[Exercise aim]
Go through the records and copy each line where the word "string" occurs.

[Stored data]
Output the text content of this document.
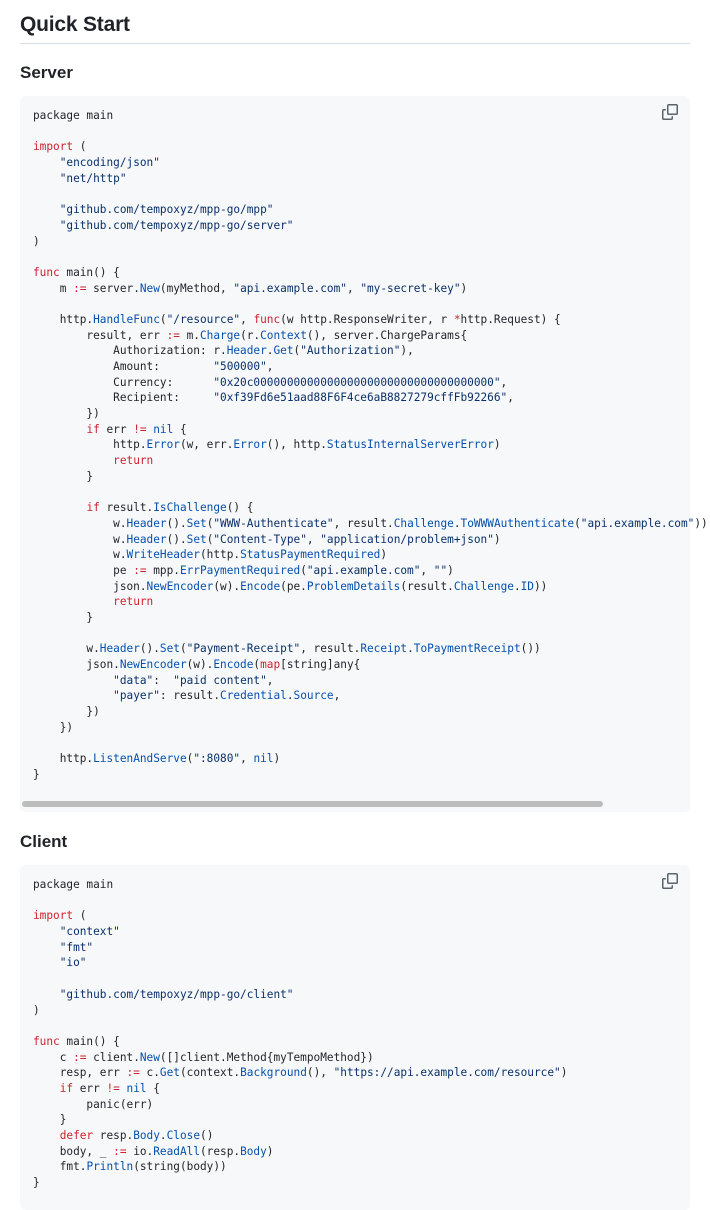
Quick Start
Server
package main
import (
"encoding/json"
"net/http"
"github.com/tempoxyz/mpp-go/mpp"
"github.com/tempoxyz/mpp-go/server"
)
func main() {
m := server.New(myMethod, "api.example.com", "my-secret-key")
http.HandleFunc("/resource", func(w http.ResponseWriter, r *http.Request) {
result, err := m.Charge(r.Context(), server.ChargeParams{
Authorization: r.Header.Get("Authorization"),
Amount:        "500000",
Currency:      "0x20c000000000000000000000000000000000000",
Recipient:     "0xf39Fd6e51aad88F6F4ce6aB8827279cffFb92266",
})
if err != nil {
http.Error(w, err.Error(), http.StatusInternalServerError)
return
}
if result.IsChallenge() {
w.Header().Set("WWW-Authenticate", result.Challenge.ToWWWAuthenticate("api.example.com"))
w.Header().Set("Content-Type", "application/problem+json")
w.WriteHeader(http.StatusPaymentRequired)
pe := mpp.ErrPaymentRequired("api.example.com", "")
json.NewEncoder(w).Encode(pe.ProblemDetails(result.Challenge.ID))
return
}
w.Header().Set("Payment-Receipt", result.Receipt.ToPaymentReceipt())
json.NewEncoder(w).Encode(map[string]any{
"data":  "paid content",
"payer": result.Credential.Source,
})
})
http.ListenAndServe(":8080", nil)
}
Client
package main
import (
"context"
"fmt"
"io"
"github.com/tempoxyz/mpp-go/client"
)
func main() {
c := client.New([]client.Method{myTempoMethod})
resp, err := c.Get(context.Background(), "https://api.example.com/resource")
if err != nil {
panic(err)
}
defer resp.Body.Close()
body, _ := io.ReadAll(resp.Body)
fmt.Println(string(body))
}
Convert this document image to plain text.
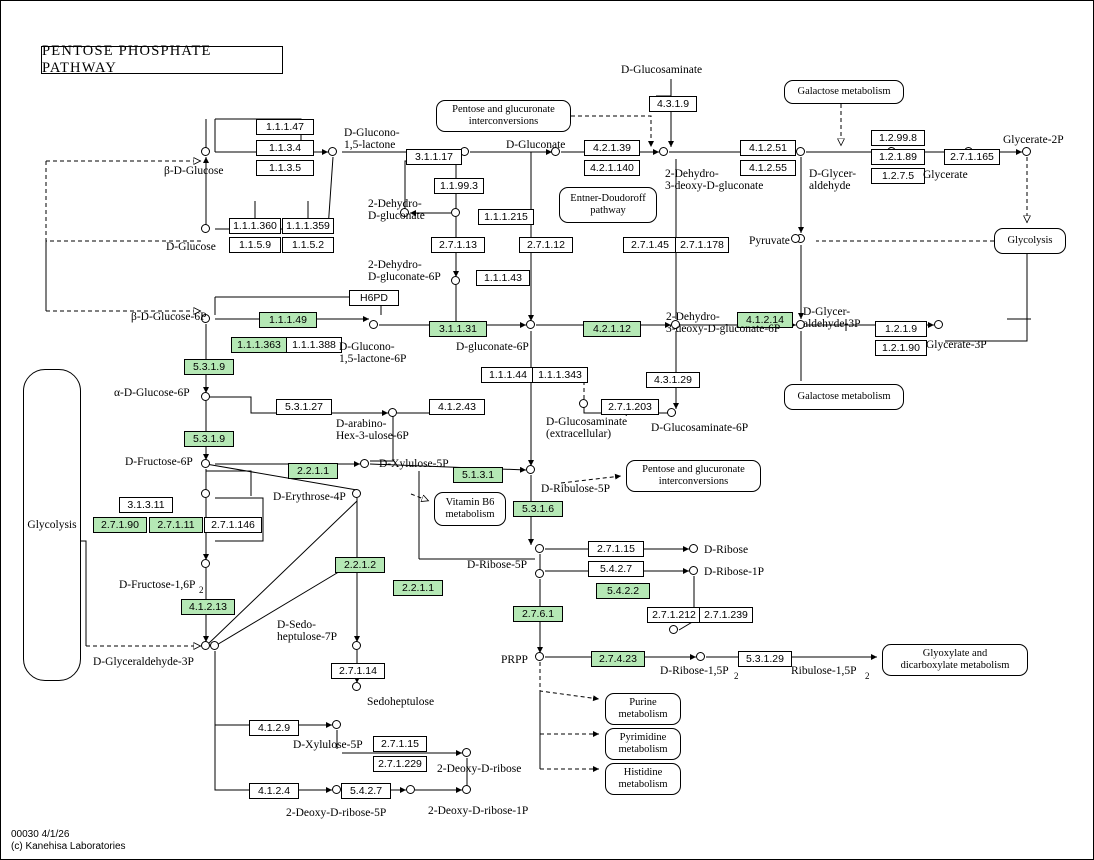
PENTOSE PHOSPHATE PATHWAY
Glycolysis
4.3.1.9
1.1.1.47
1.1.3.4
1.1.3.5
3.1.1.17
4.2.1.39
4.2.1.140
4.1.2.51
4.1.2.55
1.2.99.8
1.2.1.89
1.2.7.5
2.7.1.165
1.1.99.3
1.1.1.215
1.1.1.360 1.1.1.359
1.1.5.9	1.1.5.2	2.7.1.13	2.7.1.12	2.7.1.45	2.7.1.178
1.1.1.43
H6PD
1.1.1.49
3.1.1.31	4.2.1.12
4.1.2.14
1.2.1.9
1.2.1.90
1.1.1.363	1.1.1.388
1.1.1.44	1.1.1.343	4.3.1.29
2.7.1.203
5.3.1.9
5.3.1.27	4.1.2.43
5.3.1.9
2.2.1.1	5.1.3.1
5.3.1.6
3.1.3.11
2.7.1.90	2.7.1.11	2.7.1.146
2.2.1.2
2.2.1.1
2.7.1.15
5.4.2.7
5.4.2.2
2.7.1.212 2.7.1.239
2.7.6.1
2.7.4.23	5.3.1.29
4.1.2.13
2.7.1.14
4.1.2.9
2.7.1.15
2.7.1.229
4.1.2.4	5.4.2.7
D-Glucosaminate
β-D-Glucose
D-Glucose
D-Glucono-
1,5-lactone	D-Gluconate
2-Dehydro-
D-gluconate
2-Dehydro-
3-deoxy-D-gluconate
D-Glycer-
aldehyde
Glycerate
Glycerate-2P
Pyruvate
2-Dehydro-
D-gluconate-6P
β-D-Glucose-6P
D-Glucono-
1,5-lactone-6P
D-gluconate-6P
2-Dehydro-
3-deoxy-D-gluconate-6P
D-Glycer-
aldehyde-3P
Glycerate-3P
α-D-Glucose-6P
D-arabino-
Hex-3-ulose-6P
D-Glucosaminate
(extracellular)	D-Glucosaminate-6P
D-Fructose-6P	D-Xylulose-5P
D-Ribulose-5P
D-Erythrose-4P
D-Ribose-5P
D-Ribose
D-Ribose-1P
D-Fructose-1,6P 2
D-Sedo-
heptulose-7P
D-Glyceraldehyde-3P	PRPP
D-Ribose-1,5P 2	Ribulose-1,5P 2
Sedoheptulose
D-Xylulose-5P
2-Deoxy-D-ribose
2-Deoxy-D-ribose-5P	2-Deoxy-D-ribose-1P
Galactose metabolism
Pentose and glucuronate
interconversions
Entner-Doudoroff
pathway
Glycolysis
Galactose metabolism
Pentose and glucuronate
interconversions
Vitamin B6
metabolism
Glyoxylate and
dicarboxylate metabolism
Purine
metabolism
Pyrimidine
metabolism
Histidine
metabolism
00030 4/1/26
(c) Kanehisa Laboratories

[Output below]
json.NewEncoder(w).Encode(map[string]any{
fmt.Println(string(body))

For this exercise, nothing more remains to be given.